◆ WHAT THE TASK REQUIRES
Give the number of lines that include the word "建设项目环境影响报告表", nothing more.

◆ GIVEN ENTRIES
****************************************

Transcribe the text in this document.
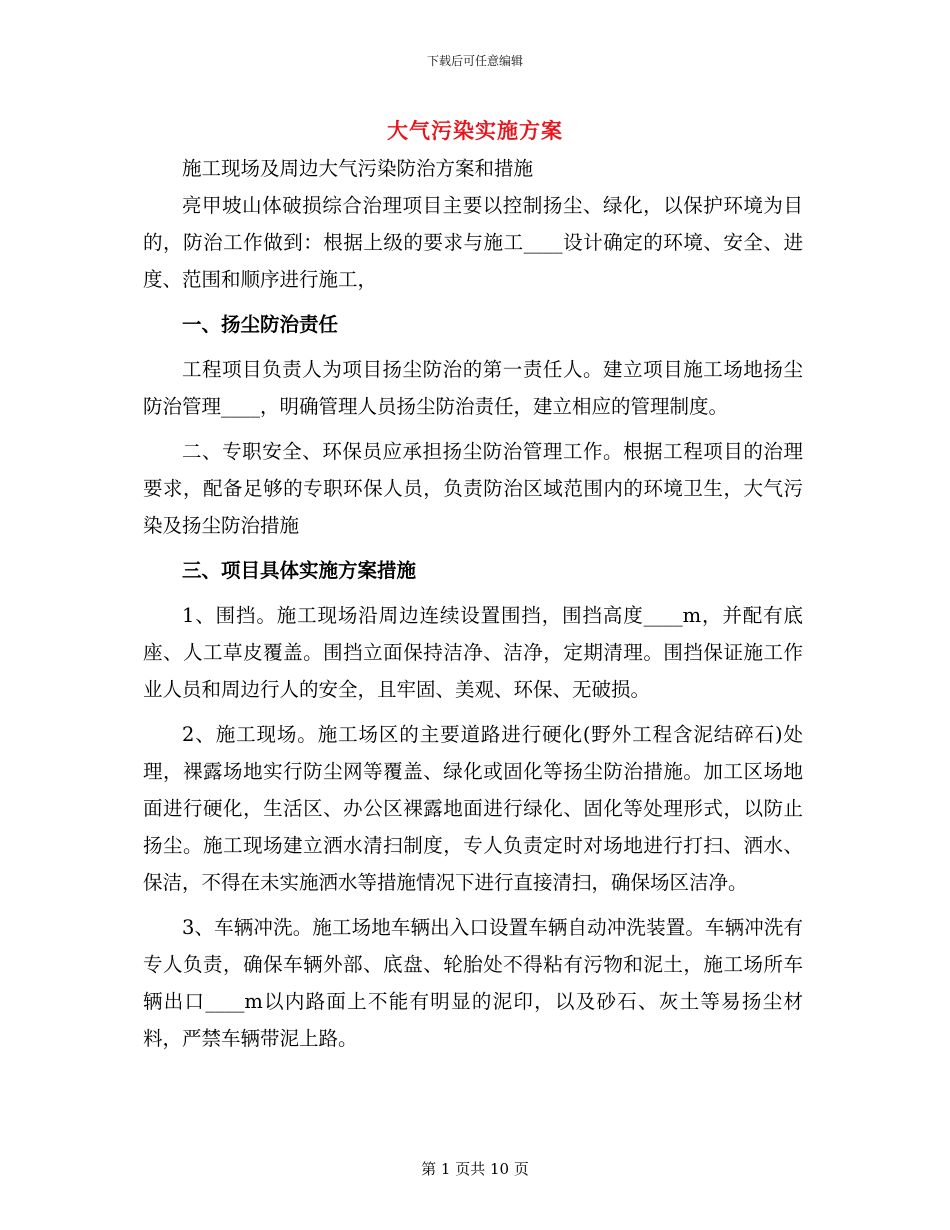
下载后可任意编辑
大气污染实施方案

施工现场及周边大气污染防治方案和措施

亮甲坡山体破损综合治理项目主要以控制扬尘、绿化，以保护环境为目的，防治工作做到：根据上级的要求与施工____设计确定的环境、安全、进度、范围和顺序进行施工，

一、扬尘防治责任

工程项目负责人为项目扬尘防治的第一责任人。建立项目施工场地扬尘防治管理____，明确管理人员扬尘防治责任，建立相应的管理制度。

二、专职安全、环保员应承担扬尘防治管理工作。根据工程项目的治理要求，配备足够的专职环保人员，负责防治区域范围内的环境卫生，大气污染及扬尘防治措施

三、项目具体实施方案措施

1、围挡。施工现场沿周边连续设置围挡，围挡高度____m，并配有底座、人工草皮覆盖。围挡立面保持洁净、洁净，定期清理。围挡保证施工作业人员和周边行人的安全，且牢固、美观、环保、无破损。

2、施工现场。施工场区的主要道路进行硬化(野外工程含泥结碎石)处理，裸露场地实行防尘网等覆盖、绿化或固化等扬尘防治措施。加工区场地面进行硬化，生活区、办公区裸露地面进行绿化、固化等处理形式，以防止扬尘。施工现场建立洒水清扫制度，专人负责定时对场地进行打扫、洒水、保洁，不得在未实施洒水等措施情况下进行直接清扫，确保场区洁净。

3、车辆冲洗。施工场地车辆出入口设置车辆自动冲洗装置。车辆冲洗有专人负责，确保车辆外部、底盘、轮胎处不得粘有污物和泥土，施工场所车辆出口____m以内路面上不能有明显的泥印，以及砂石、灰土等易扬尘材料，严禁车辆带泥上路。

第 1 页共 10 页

****************************************

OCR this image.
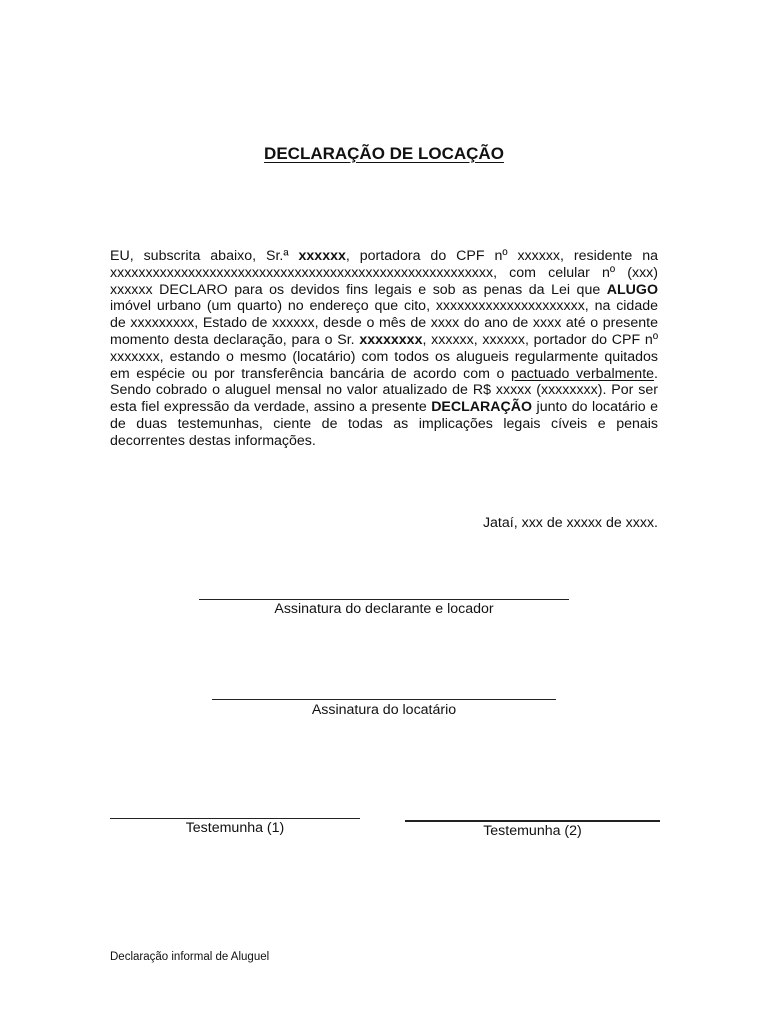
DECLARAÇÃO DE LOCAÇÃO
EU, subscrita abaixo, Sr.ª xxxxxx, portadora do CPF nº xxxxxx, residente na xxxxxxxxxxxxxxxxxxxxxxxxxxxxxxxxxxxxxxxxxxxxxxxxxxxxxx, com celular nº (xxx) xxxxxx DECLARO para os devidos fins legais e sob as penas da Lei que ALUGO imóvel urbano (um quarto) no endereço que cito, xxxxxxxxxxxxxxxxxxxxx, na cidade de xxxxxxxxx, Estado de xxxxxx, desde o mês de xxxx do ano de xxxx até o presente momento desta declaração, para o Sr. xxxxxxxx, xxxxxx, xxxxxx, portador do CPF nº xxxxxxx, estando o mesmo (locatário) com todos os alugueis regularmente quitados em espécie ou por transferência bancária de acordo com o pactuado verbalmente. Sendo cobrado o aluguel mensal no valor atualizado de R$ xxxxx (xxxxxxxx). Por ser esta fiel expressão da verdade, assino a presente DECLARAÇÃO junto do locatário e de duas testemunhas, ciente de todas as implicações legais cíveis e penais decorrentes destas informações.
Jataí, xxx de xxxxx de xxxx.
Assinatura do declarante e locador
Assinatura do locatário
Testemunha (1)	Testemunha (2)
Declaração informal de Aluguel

****************************************

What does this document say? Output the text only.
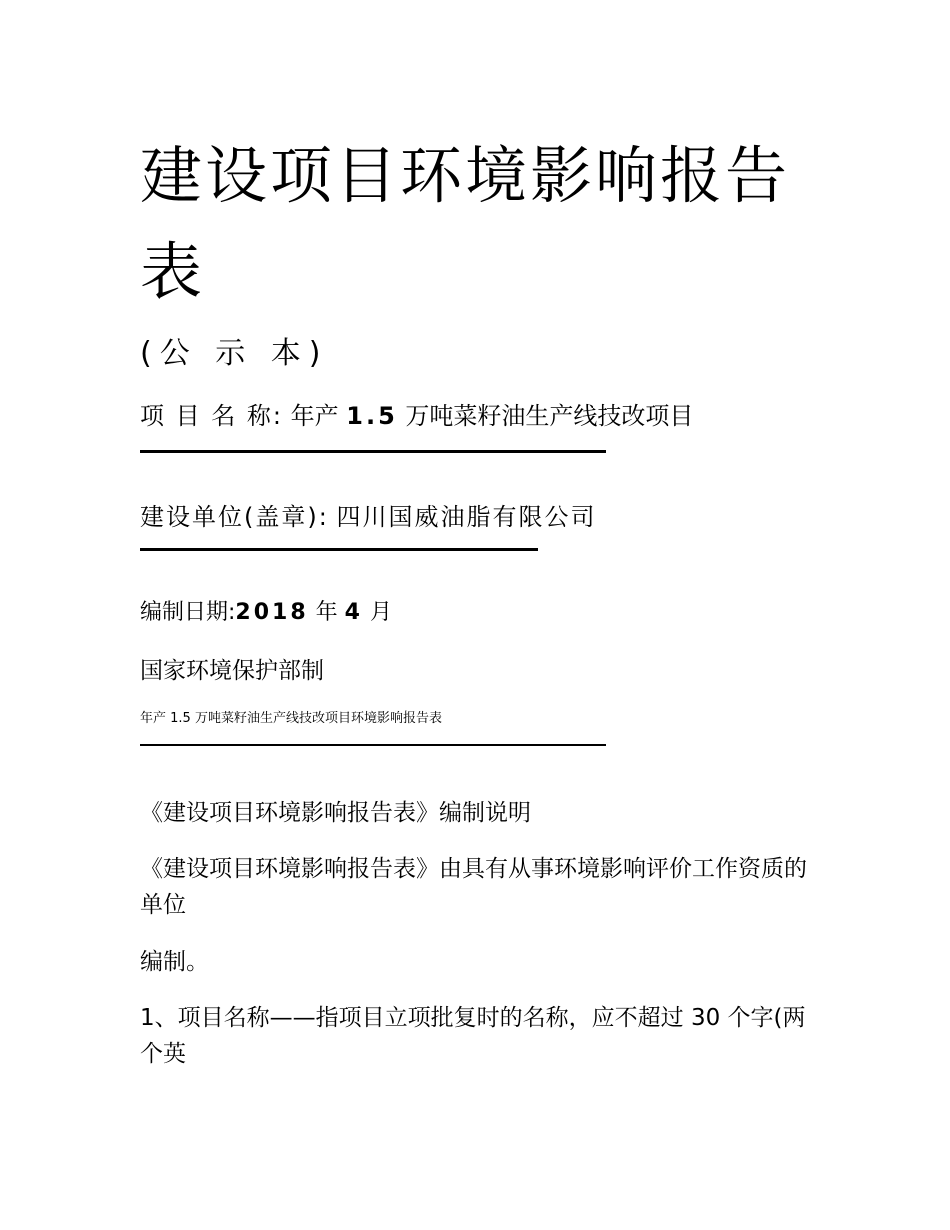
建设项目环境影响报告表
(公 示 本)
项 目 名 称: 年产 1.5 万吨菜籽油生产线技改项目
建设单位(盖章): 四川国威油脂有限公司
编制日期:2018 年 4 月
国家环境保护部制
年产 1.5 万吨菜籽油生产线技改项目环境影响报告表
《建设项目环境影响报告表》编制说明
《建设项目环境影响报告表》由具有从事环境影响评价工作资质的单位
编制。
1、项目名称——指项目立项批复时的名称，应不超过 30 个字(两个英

****************************************

◆ EXERCISE ANSWER
3